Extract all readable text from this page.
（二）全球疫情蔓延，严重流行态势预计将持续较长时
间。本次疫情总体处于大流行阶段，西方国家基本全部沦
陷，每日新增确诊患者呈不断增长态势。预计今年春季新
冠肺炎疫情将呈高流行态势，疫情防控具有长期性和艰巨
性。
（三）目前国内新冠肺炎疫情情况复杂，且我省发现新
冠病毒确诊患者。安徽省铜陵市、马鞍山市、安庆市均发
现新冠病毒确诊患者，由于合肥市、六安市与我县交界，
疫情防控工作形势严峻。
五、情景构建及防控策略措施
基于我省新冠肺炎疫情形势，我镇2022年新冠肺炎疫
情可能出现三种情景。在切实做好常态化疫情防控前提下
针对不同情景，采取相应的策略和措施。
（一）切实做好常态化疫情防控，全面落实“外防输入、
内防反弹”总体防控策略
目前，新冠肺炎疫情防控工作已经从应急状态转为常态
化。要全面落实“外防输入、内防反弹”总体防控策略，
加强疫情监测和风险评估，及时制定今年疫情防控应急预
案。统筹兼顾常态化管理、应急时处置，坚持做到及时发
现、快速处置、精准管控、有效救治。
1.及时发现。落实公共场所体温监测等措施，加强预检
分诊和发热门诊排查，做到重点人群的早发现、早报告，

● **TASK PROMPT**
Copy every record exactly, with nothing added or dropped.

● **OUTPUT OF THE EXERCISE**
Extract all readable text from this page.
（二）全球疫情蔓延，严重流行态势预计将持续较长时
间。本次疫情总体处于大流行阶段，西方国家基本全部沦
陷，每日新增确诊患者呈不断增长态势。预计今年春季新
冠肺炎疫情将呈高流行态势，疫情防控具有长期性和艰巨
性。
（三）目前国内新冠肺炎疫情情况复杂，且我省发现新
冠病毒确诊患者。安徽省铜陵市、马鞍山市、安庆市均发
现新冠病毒确诊患者，由于合肥市、六安市与我县交界，
疫情防控工作形势严峻。
五、情景构建及防控策略措施
基于我省新冠肺炎疫情形势，我镇2022年新冠肺炎疫
情可能出现三种情景。在切实做好常态化疫情防控前提下
针对不同情景，采取相应的策略和措施。
（一）切实做好常态化疫情防控，全面落实“外防输入、
内防反弹”总体防控策略
目前，新冠肺炎疫情防控工作已经从应急状态转为常态
化。要全面落实“外防输入、内防反弹”总体防控策略，
加强疫情监测和风险评估，及时制定今年疫情防控应急预
案。统筹兼顾常态化管理、应急时处置，坚持做到及时发
现、快速处置、精准管控、有效救治。
1.及时发现。落实公共场所体温监测等措施，加强预检
分诊和发热门诊排查，做到重点人群的早发现、早报告，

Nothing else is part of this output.